Task goal -> Write out the entries again exactly as they are given.

Stored entries ->
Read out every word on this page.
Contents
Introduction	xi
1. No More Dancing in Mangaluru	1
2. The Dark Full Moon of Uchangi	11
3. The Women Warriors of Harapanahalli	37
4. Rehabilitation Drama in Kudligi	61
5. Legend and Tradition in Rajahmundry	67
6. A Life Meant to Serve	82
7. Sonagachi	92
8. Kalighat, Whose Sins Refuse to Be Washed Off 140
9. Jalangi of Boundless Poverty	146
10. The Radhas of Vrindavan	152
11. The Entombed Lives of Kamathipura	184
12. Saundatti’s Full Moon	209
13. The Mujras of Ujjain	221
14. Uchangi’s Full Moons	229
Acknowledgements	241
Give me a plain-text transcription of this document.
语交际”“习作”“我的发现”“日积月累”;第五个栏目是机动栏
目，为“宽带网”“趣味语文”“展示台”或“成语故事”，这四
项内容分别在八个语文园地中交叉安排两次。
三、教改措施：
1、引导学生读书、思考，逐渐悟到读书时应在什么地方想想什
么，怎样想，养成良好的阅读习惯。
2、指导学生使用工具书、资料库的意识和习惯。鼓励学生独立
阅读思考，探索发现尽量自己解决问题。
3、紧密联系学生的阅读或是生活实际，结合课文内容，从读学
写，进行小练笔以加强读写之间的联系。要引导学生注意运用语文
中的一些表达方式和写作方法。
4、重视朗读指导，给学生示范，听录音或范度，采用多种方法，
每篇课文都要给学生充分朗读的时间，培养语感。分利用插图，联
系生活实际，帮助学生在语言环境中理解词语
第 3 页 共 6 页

Answer to this problem ->
Read out every word on this page.
Contents
Introduction	xi
1. No More Dancing in Mangaluru	1
2. The Dark Full Moon of Uchangi	11
3. The Women Warriors of Harapanahalli	37
4. Rehabilitation Drama in Kudligi	61
5. Legend and Tradition in Rajahmundry	67
6. A Life Meant to Serve	82
7. Sonagachi	92
8. Kalighat, Whose Sins Refuse to Be Washed Off 140
9. Jalangi of Boundless Poverty	146
10. The Radhas of Vrindavan	152
11. The Entombed Lives of Kamathipura	184
12. Saundatti’s Full Moon	209
13. The Mujras of Ujjain	221
14. Uchangi’s Full Moons	229
Acknowledgements	241
Give me a plain-text transcription of this document.
语交际”“习作”“我的发现”“日积月累”;第五个栏目是机动栏
目，为“宽带网”“趣味语文”“展示台”或“成语故事”，这四
项内容分别在八个语文园地中交叉安排两次。
三、教改措施：
1、引导学生读书、思考，逐渐悟到读书时应在什么地方想想什
么，怎样想，养成良好的阅读习惯。
2、指导学生使用工具书、资料库的意识和习惯。鼓励学生独立
阅读思考，探索发现尽量自己解决问题。
3、紧密联系学生的阅读或是生活实际，结合课文内容，从读学
写，进行小练笔以加强读写之间的联系。要引导学生注意运用语文
中的一些表达方式和写作方法。
4、重视朗读指导，给学生示范，听录音或范度，采用多种方法，
每篇课文都要给学生充分朗读的时间，培养语感。分利用插图，联
系生活实际，帮助学生在语言环境中理解词语
第 3 页 共 6 页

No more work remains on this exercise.